Material for this task Start Marker
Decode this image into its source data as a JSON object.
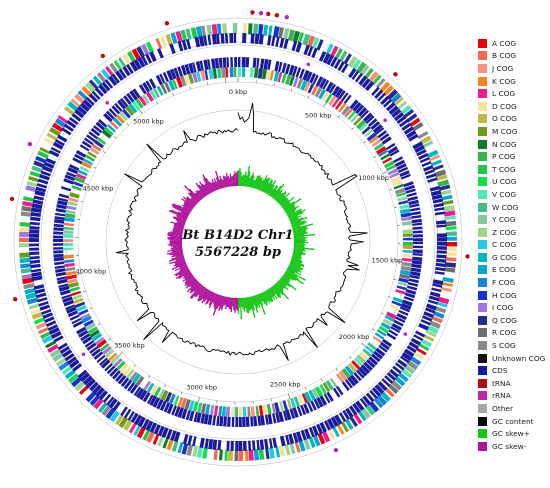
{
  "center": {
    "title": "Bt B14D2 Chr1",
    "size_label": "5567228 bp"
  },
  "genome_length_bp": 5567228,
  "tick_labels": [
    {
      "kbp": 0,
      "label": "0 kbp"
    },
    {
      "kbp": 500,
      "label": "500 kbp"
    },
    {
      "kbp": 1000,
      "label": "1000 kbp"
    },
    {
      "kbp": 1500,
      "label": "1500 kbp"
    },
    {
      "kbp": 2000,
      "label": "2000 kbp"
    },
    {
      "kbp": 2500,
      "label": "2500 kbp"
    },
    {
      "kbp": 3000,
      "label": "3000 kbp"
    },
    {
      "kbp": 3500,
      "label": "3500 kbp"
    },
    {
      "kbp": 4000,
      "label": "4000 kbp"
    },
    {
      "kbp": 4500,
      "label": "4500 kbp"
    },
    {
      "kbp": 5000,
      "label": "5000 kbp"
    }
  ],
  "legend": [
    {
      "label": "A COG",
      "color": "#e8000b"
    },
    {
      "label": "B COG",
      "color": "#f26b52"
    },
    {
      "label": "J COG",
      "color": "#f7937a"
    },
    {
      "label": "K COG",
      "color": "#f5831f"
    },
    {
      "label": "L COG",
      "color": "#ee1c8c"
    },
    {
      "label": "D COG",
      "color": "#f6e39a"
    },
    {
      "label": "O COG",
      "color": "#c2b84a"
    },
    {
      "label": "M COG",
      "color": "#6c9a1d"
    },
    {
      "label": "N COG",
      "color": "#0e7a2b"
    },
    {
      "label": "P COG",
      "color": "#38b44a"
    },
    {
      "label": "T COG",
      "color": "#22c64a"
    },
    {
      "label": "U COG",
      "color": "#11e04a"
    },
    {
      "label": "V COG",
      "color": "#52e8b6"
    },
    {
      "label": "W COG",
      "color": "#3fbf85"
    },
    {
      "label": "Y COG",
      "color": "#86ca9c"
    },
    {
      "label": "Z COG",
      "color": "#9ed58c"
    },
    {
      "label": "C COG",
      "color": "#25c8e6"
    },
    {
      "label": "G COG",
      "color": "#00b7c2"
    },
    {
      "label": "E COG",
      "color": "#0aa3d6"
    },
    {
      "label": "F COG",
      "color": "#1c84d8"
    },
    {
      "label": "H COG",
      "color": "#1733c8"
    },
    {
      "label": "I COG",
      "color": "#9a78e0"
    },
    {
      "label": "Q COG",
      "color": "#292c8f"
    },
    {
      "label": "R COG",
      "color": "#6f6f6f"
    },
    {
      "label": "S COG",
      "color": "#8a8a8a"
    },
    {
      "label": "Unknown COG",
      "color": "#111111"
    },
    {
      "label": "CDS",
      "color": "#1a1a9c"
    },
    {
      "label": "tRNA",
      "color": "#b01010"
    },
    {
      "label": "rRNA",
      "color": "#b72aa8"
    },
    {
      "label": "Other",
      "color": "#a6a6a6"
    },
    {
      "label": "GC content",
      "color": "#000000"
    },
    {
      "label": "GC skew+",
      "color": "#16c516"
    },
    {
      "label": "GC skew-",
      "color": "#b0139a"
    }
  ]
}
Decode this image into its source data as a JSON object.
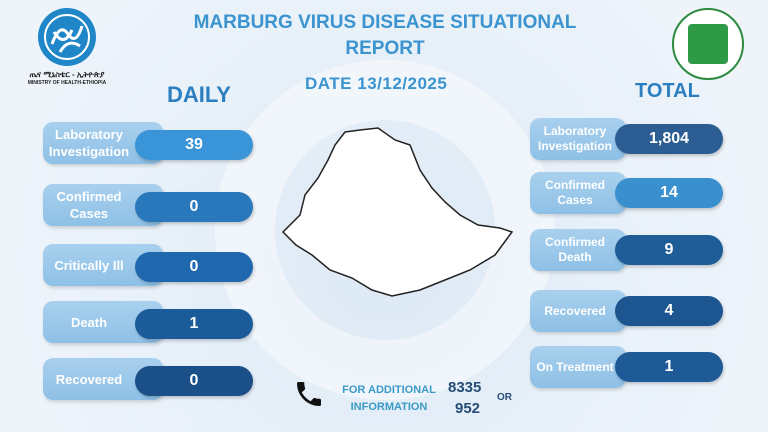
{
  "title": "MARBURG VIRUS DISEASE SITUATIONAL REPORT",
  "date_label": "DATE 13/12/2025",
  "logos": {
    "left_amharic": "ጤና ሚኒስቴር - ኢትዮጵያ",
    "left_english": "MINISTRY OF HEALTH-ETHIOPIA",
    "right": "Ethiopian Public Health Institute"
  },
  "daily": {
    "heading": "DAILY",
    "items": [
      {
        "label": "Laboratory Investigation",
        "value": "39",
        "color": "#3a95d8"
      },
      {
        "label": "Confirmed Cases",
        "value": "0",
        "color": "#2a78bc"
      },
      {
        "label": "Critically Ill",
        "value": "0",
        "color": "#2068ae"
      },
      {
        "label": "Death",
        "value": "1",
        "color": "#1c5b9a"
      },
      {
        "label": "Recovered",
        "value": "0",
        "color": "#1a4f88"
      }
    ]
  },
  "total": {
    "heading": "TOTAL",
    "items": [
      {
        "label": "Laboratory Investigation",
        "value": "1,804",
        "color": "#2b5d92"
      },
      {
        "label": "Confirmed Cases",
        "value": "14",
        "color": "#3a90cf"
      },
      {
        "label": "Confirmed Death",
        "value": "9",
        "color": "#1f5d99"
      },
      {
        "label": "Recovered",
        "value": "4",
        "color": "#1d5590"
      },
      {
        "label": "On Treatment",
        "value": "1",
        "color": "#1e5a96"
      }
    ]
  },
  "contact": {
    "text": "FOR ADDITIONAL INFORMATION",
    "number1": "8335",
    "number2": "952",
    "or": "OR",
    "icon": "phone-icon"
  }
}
Material for this task End Marker
- **Task instructions**:
What comes back should match the records exactly, minus any pictures.

- **Response box**:
Decode this image into its source data as a JSON object.
{
  "center": {
    "title": "Bt B14D2 Chr1",
    "size_label": "5567228 bp"
  },
  "genome_length_bp": 5567228,
  "tick_labels": [
    {
      "kbp": 0,
      "label": "0 kbp"
    },
    {
      "kbp": 500,
      "label": "500 kbp"
    },
    {
      "kbp": 1000,
      "label": "1000 kbp"
    },
    {
      "kbp": 1500,
      "label": "1500 kbp"
    },
    {
      "kbp": 2000,
      "label": "2000 kbp"
    },
    {
      "kbp": 2500,
      "label": "2500 kbp"
    },
    {
      "kbp": 3000,
      "label": "3000 kbp"
    },
    {
      "kbp": 3500,
      "label": "3500 kbp"
    },
    {
      "kbp": 4000,
      "label": "4000 kbp"
    },
    {
      "kbp": 4500,
      "label": "4500 kbp"
    },
    {
      "kbp": 5000,
      "label": "5000 kbp"
    }
  ],
  "legend": [
    {
      "label": "A COG",
      "color": "#e8000b"
    },
    {
      "label": "B COG",
      "color": "#f26b52"
    },
    {
      "label": "J COG",
      "color": "#f7937a"
    },
    {
      "label": "K COG",
      "color": "#f5831f"
    },
    {
      "label": "L COG",
      "color": "#ee1c8c"
    },
    {
      "label": "D COG",
      "color": "#f6e39a"
    },
    {
      "label": "O COG",
      "color": "#c2b84a"
    },
    {
      "label": "M COG",
      "color": "#6c9a1d"
    },
    {
      "label": "N COG",
      "color": "#0e7a2b"
    },
    {
      "label": "P COG",
      "color": "#38b44a"
    },
    {
      "label": "T COG",
      "color": "#22c64a"
    },
    {
      "label": "U COG",
      "color": "#11e04a"
    },
    {
      "label": "V COG",
      "color": "#52e8b6"
    },
    {
      "label": "W COG",
      "color": "#3fbf85"
    },
    {
      "label": "Y COG",
      "color": "#86ca9c"
    },
    {
      "label": "Z COG",
      "color": "#9ed58c"
    },
    {
      "label": "C COG",
      "color": "#25c8e6"
    },
    {
      "label": "G COG",
      "color": "#00b7c2"
    },
    {
      "label": "E COG",
      "color": "#0aa3d6"
    },
    {
      "label": "F COG",
      "color": "#1c84d8"
    },
    {
      "label": "H COG",
      "color": "#1733c8"
    },
    {
      "label": "I COG",
      "color": "#9a78e0"
    },
    {
      "label": "Q COG",
      "color": "#292c8f"
    },
    {
      "label": "R COG",
      "color": "#6f6f6f"
    },
    {
      "label": "S COG",
      "color": "#8a8a8a"
    },
    {
      "label": "Unknown COG",
      "color": "#111111"
    },
    {
      "label": "CDS",
      "color": "#1a1a9c"
    },
    {
      "label": "tRNA",
      "color": "#b01010"
    },
    {
      "label": "rRNA",
      "color": "#b72aa8"
    },
    {
      "label": "Other",
      "color": "#a6a6a6"
    },
    {
      "label": "GC content",
      "color": "#000000"
    },
    {
      "label": "GC skew+",
      "color": "#16c516"
    },
    {
      "label": "GC skew-",
      "color": "#b0139a"
    }
  ]
}
Decode this image into its source data as a JSON object.
{
  "title": "MARBURG VIRUS DISEASE SITUATIONAL REPORT",
  "date_label": "DATE 13/12/2025",
  "logos": {
    "left_amharic": "ጤና ሚኒስቴር - ኢትዮጵያ",
    "left_english": "MINISTRY OF HEALTH-ETHIOPIA",
    "right": "Ethiopian Public Health Institute"
  },
  "daily": {
    "heading": "DAILY",
    "items": [
      {
        "label": "Laboratory Investigation",
        "value": "39",
        "color": "#3a95d8"
      },
      {
        "label": "Confirmed Cases",
        "value": "0",
        "color": "#2a78bc"
      },
      {
        "label": "Critically Ill",
        "value": "0",
        "color": "#2068ae"
      },
      {
        "label": "Death",
        "value": "1",
        "color": "#1c5b9a"
      },
      {
        "label": "Recovered",
        "value": "0",
        "color": "#1a4f88"
      }
    ]
  },
  "total": {
    "heading": "TOTAL",
    "items": [
      {
        "label": "Laboratory Investigation",
        "value": "1,804",
        "color": "#2b5d92"
      },
      {
        "label": "Confirmed Cases",
        "value": "14",
        "color": "#3a90cf"
      },
      {
        "label": "Confirmed Death",
        "value": "9",
        "color": "#1f5d99"
      },
      {
        "label": "Recovered",
        "value": "4",
        "color": "#1d5590"
      },
      {
        "label": "On Treatment",
        "value": "1",
        "color": "#1e5a96"
      }
    ]
  },
  "contact": {
    "text": "FOR ADDITIONAL INFORMATION",
    "number1": "8335",
    "number2": "952",
    "or": "OR",
    "icon": "phone-icon"
  }
}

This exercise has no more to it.